• **Work to complete**: Return all lines that include the string "Device".

# start of Source material

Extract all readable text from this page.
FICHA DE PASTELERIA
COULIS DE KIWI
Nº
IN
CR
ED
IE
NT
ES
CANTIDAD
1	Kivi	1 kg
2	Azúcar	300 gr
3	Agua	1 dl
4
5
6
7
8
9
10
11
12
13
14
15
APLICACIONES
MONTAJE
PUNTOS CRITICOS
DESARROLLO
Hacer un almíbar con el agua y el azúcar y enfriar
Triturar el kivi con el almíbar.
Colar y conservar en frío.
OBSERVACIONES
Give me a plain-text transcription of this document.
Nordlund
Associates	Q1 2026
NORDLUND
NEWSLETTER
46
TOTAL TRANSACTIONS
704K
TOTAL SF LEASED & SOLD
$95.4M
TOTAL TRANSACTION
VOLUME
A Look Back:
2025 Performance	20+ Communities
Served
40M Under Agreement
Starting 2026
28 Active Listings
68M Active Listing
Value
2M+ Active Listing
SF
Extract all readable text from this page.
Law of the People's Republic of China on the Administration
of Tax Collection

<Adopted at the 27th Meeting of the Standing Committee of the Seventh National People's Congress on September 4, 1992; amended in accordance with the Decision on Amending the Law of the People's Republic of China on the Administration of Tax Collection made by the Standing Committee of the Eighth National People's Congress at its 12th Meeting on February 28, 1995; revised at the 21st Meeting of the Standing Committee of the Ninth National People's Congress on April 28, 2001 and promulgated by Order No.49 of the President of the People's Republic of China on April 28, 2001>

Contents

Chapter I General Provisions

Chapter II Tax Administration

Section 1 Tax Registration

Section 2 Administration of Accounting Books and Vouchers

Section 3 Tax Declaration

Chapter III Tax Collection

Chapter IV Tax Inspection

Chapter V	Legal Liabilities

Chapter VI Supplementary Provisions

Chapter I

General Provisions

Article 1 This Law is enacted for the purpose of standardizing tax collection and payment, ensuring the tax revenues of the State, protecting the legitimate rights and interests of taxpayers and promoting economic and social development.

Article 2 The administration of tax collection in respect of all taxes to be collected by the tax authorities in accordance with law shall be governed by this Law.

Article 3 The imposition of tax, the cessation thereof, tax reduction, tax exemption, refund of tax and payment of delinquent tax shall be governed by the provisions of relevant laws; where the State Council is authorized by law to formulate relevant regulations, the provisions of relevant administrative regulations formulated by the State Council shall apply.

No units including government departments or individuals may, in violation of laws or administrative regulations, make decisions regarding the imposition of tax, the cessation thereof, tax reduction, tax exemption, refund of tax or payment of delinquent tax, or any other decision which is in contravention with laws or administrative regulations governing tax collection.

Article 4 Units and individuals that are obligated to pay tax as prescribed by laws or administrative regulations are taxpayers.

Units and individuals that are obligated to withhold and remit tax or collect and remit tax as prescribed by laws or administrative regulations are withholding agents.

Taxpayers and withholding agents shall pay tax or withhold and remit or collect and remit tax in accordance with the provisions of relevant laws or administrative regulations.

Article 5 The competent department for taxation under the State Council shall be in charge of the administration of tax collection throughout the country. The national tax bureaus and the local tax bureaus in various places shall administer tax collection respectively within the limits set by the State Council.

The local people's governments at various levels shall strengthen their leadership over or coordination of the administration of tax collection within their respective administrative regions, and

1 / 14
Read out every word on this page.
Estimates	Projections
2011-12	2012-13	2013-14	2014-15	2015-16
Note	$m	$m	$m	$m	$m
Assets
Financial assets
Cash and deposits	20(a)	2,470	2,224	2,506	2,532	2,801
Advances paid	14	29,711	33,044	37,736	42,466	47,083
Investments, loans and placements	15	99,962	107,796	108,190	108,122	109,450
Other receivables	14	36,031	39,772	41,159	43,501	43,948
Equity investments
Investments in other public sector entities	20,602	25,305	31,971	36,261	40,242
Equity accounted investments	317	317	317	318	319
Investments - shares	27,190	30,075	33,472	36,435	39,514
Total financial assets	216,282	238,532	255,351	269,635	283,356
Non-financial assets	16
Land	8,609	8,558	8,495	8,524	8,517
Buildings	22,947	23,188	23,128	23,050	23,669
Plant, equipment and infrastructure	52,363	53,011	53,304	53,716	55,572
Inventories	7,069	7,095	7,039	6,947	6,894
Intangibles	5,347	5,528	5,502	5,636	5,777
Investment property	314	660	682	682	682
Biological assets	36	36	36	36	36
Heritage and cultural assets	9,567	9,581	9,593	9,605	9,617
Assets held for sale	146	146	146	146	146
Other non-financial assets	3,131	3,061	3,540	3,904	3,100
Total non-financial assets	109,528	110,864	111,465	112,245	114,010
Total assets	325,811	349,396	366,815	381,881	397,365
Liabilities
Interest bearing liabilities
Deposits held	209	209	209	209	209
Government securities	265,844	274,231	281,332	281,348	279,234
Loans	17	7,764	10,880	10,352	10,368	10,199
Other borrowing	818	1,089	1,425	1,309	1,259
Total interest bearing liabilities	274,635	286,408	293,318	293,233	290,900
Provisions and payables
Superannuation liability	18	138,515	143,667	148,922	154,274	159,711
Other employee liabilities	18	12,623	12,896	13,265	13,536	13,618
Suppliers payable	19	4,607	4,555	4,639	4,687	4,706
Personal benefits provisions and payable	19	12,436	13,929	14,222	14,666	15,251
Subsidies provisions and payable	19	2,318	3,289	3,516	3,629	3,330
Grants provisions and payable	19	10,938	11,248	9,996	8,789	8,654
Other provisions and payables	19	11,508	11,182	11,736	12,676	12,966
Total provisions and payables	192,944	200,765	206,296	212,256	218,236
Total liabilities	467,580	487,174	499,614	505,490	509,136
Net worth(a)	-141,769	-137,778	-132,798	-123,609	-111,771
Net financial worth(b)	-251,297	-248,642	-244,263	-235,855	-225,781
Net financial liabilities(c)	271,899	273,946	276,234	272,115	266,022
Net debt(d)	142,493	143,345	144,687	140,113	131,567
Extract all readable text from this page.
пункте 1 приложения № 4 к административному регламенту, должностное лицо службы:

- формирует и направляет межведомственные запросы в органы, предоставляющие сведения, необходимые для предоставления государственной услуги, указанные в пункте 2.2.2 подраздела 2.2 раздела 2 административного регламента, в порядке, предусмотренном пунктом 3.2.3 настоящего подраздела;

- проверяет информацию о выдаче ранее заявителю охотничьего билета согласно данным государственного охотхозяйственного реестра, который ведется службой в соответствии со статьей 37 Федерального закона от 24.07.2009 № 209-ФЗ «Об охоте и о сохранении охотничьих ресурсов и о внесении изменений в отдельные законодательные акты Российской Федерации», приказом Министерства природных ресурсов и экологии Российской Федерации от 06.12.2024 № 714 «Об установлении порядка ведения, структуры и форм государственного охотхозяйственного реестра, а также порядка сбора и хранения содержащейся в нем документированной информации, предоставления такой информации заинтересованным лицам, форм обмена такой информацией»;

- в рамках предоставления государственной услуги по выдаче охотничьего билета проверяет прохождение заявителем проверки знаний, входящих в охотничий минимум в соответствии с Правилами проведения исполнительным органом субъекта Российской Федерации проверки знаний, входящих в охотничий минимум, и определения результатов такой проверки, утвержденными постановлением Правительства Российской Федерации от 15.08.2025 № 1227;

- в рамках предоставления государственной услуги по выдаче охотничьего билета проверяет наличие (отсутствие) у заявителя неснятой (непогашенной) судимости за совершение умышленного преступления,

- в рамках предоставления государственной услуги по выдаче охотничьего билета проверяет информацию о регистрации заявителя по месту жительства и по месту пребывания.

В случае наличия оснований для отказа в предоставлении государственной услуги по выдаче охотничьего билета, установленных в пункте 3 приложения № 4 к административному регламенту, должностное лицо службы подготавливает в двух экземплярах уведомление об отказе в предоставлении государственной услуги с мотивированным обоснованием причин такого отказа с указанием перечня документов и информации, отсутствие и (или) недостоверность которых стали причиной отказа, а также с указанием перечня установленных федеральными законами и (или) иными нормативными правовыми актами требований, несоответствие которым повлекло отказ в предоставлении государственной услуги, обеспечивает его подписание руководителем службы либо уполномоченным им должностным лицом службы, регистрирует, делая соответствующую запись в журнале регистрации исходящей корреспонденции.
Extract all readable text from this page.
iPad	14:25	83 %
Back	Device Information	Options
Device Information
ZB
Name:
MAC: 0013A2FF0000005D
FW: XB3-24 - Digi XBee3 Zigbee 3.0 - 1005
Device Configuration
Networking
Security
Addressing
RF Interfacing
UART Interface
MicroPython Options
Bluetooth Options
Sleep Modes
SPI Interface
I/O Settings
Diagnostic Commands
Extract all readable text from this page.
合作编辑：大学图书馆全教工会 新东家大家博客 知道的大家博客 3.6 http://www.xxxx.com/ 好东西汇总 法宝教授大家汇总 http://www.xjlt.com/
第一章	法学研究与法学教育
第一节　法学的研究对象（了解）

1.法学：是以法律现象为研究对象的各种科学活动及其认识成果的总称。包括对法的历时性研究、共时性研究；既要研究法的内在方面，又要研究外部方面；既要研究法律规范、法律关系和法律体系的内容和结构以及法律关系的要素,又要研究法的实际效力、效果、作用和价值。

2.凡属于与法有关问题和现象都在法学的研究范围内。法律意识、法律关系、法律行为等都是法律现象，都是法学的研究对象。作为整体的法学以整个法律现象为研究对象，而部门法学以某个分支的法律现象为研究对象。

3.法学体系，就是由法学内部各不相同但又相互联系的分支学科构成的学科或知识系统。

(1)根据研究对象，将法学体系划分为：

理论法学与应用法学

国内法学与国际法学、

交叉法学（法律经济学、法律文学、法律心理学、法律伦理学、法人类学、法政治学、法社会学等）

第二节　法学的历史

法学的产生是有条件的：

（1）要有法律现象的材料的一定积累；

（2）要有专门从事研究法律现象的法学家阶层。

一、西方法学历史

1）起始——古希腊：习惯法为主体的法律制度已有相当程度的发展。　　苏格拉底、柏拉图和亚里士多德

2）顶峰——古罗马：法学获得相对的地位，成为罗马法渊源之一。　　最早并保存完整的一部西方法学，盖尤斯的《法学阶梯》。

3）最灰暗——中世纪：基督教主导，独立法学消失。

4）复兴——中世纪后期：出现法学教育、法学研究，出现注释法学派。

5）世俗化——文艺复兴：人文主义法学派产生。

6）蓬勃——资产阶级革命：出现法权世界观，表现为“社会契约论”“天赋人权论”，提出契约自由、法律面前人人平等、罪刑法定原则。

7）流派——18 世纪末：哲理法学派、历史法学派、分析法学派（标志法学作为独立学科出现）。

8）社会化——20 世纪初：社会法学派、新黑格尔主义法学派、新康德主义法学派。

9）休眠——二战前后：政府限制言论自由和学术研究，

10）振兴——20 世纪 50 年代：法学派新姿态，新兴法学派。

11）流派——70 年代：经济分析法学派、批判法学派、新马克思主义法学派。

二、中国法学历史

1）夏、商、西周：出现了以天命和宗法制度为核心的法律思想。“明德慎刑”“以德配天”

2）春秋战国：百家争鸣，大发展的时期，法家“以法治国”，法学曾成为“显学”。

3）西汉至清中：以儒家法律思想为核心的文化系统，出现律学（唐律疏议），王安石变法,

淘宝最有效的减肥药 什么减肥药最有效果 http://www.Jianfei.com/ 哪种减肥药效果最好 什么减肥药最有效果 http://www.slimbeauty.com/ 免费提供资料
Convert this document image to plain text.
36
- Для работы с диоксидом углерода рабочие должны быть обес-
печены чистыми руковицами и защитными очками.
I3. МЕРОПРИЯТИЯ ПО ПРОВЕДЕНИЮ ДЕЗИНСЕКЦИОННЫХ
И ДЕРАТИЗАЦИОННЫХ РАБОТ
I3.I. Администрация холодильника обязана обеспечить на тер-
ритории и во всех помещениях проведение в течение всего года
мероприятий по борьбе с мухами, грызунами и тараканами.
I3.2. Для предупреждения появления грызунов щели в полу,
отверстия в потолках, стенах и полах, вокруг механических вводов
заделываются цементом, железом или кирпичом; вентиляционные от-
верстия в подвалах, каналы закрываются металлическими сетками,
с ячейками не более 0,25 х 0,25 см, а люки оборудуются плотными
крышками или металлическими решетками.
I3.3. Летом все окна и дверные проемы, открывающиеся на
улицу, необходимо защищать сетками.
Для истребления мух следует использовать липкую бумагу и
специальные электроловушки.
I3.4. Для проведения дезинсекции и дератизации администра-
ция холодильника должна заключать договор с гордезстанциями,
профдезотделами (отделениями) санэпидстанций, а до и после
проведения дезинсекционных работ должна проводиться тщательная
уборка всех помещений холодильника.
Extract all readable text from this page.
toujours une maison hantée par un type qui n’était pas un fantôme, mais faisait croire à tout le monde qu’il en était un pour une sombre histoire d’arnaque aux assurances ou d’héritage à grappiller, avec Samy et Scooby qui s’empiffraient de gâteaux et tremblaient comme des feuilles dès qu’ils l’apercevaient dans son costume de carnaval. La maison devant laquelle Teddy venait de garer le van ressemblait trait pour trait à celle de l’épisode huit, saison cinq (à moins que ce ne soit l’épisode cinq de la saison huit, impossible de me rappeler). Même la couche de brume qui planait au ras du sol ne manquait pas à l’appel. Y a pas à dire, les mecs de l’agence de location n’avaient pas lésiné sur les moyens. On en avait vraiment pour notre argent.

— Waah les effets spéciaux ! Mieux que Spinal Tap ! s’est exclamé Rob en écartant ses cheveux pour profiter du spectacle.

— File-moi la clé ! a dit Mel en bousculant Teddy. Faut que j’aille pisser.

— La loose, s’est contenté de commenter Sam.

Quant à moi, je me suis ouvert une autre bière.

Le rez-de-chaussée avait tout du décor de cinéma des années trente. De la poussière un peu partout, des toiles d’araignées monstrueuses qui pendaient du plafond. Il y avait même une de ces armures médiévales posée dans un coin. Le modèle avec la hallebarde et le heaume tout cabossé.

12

# end of Source material

• **Reply**:
Back	Device Information	Options
Device Information
Device Configuration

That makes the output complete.